**Record extracts**

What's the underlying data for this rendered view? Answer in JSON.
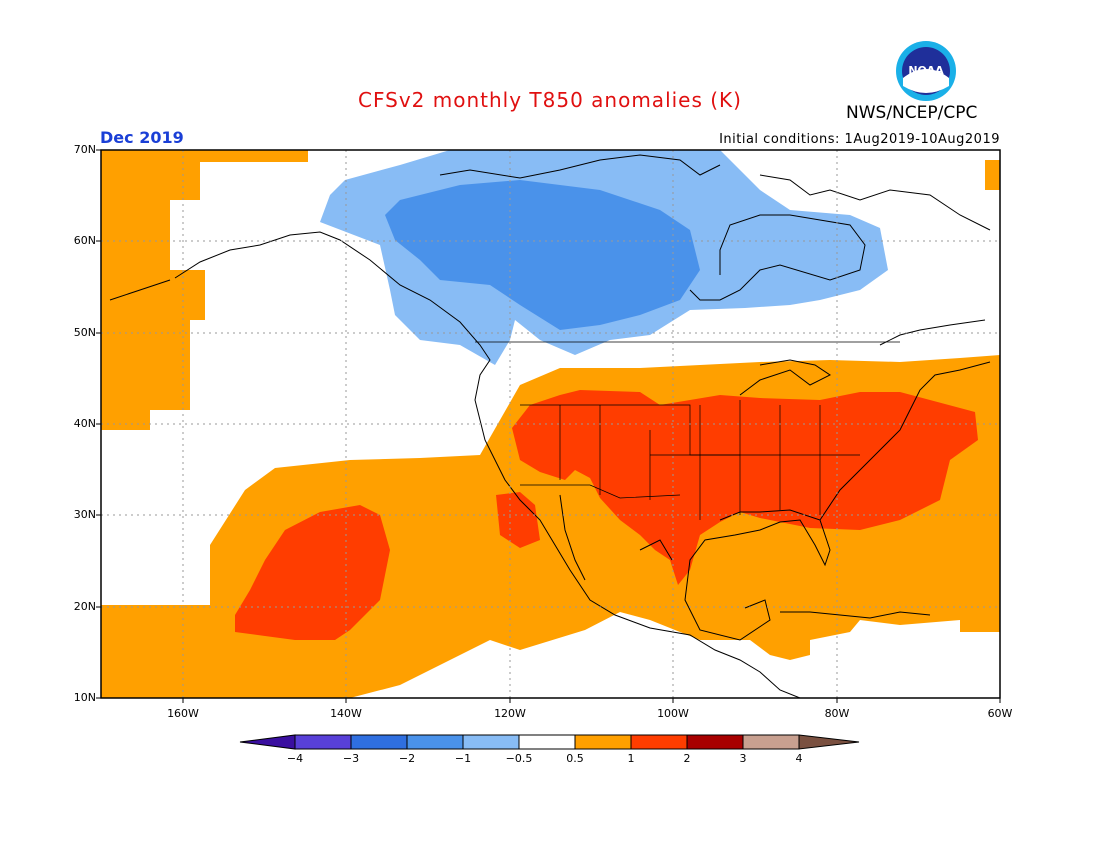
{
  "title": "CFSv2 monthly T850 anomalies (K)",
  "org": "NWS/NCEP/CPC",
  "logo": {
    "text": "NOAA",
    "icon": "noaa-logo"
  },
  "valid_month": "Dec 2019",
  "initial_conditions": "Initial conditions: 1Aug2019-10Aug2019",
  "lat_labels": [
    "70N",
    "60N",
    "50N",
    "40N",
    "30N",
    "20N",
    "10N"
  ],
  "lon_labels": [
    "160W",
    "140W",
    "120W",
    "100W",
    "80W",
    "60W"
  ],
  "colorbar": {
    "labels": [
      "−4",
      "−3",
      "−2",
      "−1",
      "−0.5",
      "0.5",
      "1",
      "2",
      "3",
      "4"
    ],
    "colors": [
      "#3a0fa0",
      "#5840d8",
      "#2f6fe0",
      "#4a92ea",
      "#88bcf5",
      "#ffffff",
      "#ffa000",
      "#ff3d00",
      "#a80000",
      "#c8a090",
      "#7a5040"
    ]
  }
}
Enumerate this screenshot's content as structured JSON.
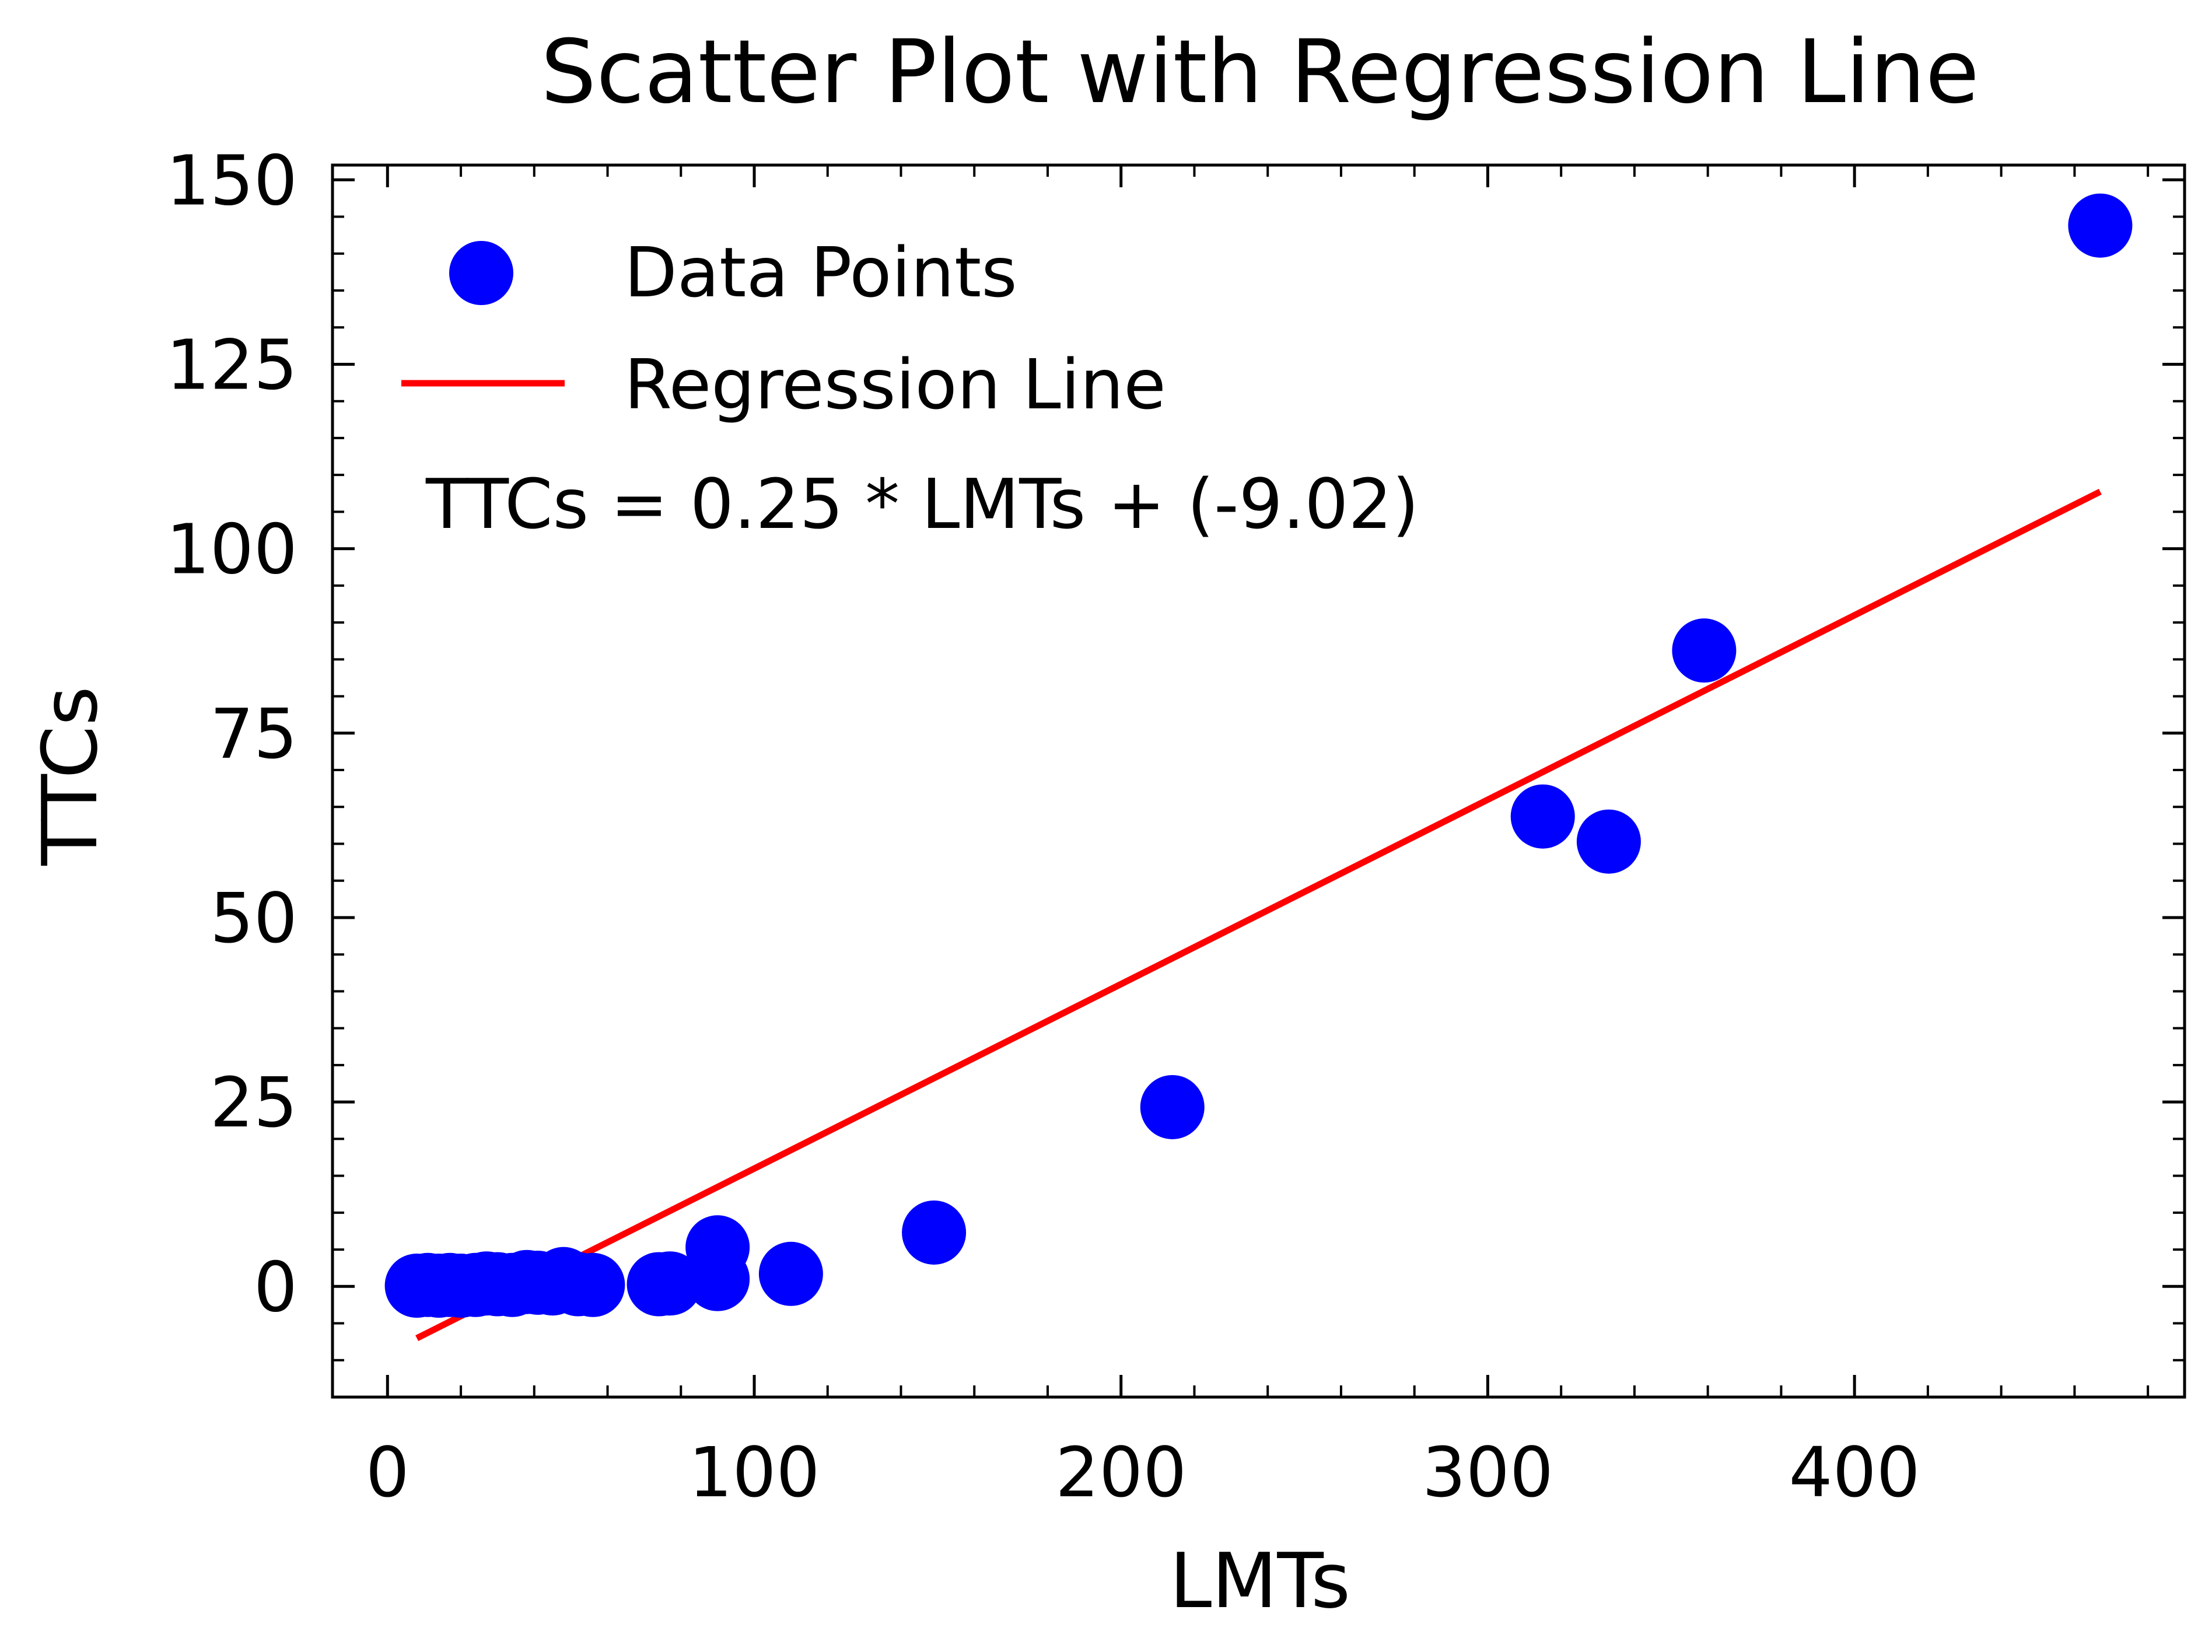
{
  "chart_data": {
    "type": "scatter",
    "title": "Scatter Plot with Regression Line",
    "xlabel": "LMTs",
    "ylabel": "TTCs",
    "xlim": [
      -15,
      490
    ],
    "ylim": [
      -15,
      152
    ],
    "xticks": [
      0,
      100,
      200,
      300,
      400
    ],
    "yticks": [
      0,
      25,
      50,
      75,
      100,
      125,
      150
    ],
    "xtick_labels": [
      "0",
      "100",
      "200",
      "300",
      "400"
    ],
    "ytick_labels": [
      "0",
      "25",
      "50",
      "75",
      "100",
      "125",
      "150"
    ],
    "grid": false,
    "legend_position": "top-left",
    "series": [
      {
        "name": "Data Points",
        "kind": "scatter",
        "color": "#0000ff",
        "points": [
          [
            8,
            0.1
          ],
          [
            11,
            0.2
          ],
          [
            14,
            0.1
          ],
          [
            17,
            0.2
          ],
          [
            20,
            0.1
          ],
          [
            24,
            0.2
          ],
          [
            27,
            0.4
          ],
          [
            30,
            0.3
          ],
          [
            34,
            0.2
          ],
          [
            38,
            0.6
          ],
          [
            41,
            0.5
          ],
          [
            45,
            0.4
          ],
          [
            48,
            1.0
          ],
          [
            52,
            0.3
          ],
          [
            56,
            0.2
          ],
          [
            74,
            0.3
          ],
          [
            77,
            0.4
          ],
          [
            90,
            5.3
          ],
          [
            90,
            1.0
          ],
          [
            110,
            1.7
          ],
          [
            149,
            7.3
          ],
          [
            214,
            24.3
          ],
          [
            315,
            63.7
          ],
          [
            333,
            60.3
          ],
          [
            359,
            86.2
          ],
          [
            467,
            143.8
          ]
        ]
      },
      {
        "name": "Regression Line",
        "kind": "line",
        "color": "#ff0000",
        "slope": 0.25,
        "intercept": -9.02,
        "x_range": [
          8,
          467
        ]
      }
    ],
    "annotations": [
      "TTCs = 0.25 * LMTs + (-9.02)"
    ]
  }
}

**Exercise details**
Pictures are excluded; copy all other data exactly as shown.

**Answer to this problem**
What's the underlying data for this rendered view? Answer in JSON.
{
  "title": "CFSv2 monthly T850 anomalies (K)",
  "org": "NWS/NCEP/CPC",
  "logo": {
    "text": "NOAA",
    "icon": "noaa-logo"
  },
  "valid_month": "Dec 2019",
  "initial_conditions": "Initial conditions: 1Aug2019-10Aug2019",
  "lat_labels": [
    "70N",
    "60N",
    "50N",
    "40N",
    "30N",
    "20N",
    "10N"
  ],
  "lon_labels": [
    "160W",
    "140W",
    "120W",
    "100W",
    "80W",
    "60W"
  ],
  "colorbar": {
    "labels": [
      "−4",
      "−3",
      "−2",
      "−1",
      "−0.5",
      "0.5",
      "1",
      "2",
      "3",
      "4"
    ],
    "colors": [
      "#3a0fa0",
      "#5840d8",
      "#2f6fe0",
      "#4a92ea",
      "#88bcf5",
      "#ffffff",
      "#ffa000",
      "#ff3d00",
      "#a80000",
      "#c8a090",
      "#7a5040"
    ]
  }
}
Enumerate this screenshot's content as structured JSON.
{
  "chart_data": {
    "type": "scatter",
    "title": "Scatter Plot with Regression Line",
    "xlabel": "LMTs",
    "ylabel": "TTCs",
    "xlim": [
      -15,
      490
    ],
    "ylim": [
      -15,
      152
    ],
    "xticks": [
      0,
      100,
      200,
      300,
      400
    ],
    "yticks": [
      0,
      25,
      50,
      75,
      100,
      125,
      150
    ],
    "xtick_labels": [
      "0",
      "100",
      "200",
      "300",
      "400"
    ],
    "ytick_labels": [
      "0",
      "25",
      "50",
      "75",
      "100",
      "125",
      "150"
    ],
    "grid": false,
    "legend_position": "top-left",
    "series": [
      {
        "name": "Data Points",
        "kind": "scatter",
        "color": "#0000ff",
        "points": [
          [
            8,
            0.1
          ],
          [
            11,
            0.2
          ],
          [
            14,
            0.1
          ],
          [
            17,
            0.2
          ],
          [
            20,
            0.1
          ],
          [
            24,
            0.2
          ],
          [
            27,
            0.4
          ],
          [
            30,
            0.3
          ],
          [
            34,
            0.2
          ],
          [
            38,
            0.6
          ],
          [
            41,
            0.5
          ],
          [
            45,
            0.4
          ],
          [
            48,
            1.0
          ],
          [
            52,
            0.3
          ],
          [
            56,
            0.2
          ],
          [
            74,
            0.3
          ],
          [
            77,
            0.4
          ],
          [
            90,
            5.3
          ],
          [
            90,
            1.0
          ],
          [
            110,
            1.7
          ],
          [
            149,
            7.3
          ],
          [
            214,
            24.3
          ],
          [
            315,
            63.7
          ],
          [
            333,
            60.3
          ],
          [
            359,
            86.2
          ],
          [
            467,
            143.8
          ]
        ]
      },
      {
        "name": "Regression Line",
        "kind": "line",
        "color": "#ff0000",
        "slope": 0.25,
        "intercept": -9.02,
        "x_range": [
          8,
          467
        ]
      }
    ],
    "annotations": [
      "TTCs = 0.25 * LMTs + (-9.02)"
    ]
  }
}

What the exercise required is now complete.